## [KUTIPAN PILIHAN]
Pendidikan di Indonesia dibangun dalam pasang surut dinamika politik nasional yang rentan terpapar oleh polarisasi, akibat keragaman variabel sosio – cultural . Kondisi sosiologis masyarakat dengan berbagai varian masalahnya yang multidimensi, menempatkan pembangunan bidang pendidikan, sampai saat ini belum menunjukkan tanda-tanda kemajuan signifikan. Masalah mutu guru, kesenjangan sosio geografis desa- kota, termasuk orientasi pendidikan masyarakat yang beragam, membuat wajah pendidikan Indonesia identik dengan masalah tak kunjung usai.
Dari sisi kebijakan pendidikan, dalam kurun tujuh dasawarsa lebih sejak proklamasi kemerdekaan Indonesia tahun 1945, telah sepuluh kali desain operasional pendidikan dalam bentuk kurikulum mengalami pergantian. Pergantian ini secara positif dapat dipandang sebagai sebuah dinamika dan bentuk perhatian pemerintah dan masyarakat terhadap dunia pendidikan yang sangat besar. Bisa juga dilihat secara negatif sebagai tingginya ketidakajegan atau inkonsistensi kebijakan sistem pendidikan nasional.

## [TUJUAN TUGAS A]
Apa terjemahan bahasa Inggris dari kalimat "Pergantian ini secara positif dapat dipandang sebagai sebuah dinamika dan bentuk perhatian pemerintah dan masyarakat terhadap dunia pendidikan yang sangat besar." dalam teks tentang pendidikan di Indonesia?
## [TUJUAN TUGAS B]
Salinlah bagian teks tentang pendidikan di Indonesia di antara "Pendidikan di Indonesia" dan "tak kunjung usai.", termasuk kedua bagian itu.
## [TUJUAN TUGAS C]
Teruskan teks tentang pendidikan di Indonesia mulai setelah kalimat terakhirnya.

## [CUPLIKAN DATA]
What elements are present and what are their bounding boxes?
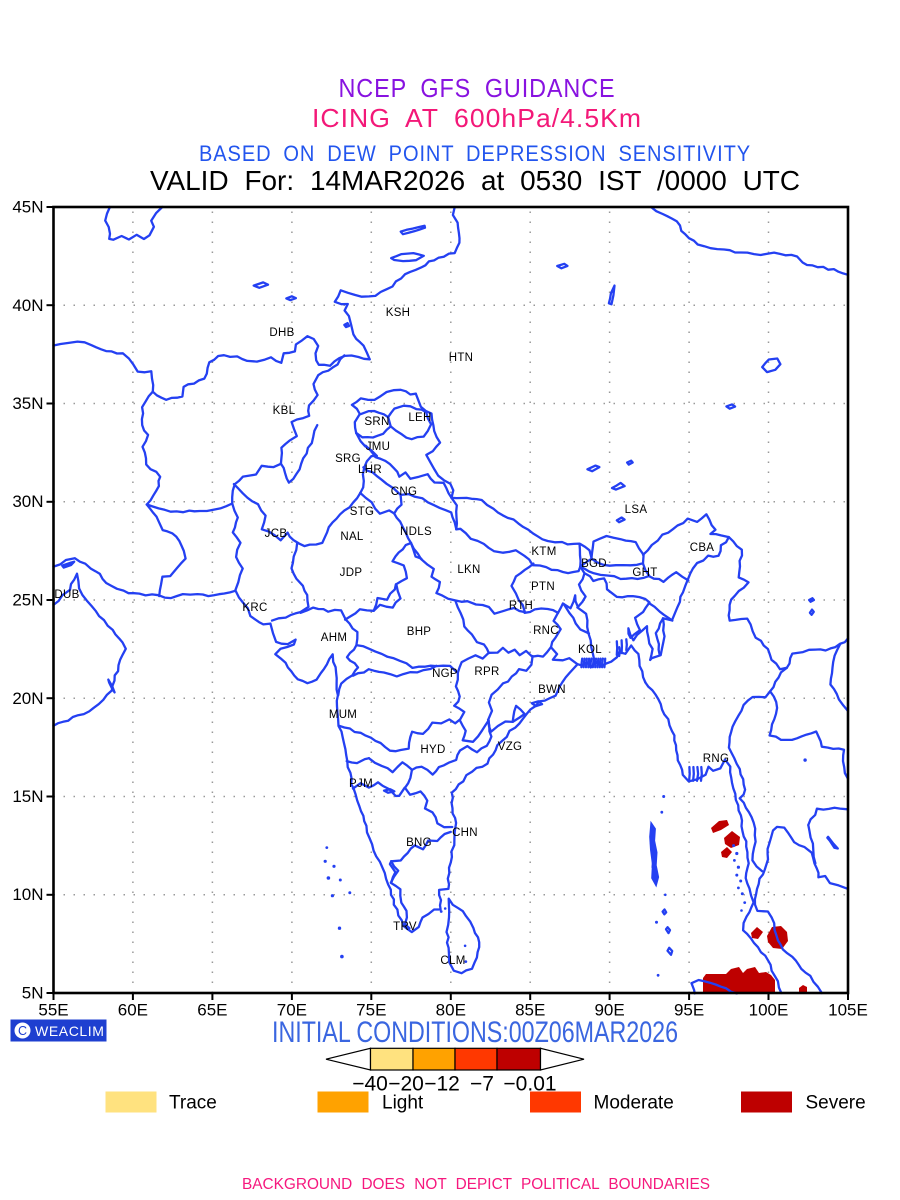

## [JAWABAN LATIHAN A]
This change can be viewed positively as a dynamic and as a form of the very great attention that the government and society pay to the world of education.

## [JAWABAN LATIHAN B]
Pendidikan di Indonesia dibangun dalam pasang surut dinamika politik nasional yang rentan terpapar oleh polarisasi, akibat keragaman variabel sosio – cultural . Kondisi sosiologis masyarakat dengan berbagai varian masalahnya yang multidimensi, menempatkan pembangunan bidang pendidikan, sampai saat ini belum menunjukkan tanda-tanda kemajuan signifikan. Masalah mutu guru, kesenjangan sosio geografis desa- kota, termasuk orientasi pendidikan masyarakat yang beragam, membuat wajah pendidikan Indonesia identik dengan masalah tak kunjung usai.

## [JAWABAN LATIHAN C]
Paling mutakhir, mulai tahun 2022 ini pemerintah mempersiapkan implementasi perubahan yang ke-10 kalinya. Kurikulum Merdeka atau sering disebut Merdeka Belajar. Pada tahap pertama, menurut data portal Kementerian Pendidikan, Kebudayaan Riset dan Teknologi (Dikbudristek) telah 143.265 sekolah di seluruh Indonesia terdaftar sebagai Sekolah Penggerak, pelopor pelaksana Kurikulum Merdeka.
Salah satu poin pembeda dan mendapatkan penekanan khsusus dalam Kurikulum Merdeka adalah soal ruang kebebasan yang besar (merdeka). Peserta belajar adalah subyek kontruksi belajar. Peserta didik akan belajar dengan mengerjakan project base learning. Pilihan dari siswa akan materi pelajaran akan menentukan bagaimana belajar dilaksanakan tanpa harus terkungkung tempat dan waktu.
Akses akan bahan-bahan sumber belajar yang dekat dengan siswa melalui jaringan internet atau pun kedekatan dengan lingkungan dan peminatan, menjadi dasar menentukan proyek belajar. Kungkungan tempat, waktu dan kelas-kelas dalam sekolah tidak akan ada lagi. Beban satuan pelajaran dirumuskan sendiri dan ditetapkan bersama dengan guru mengacu kepada target Capaian Pelajaran (CP) yang hanya berbentuk besaran pokok tujuan pembelajaran atau elemen pokok.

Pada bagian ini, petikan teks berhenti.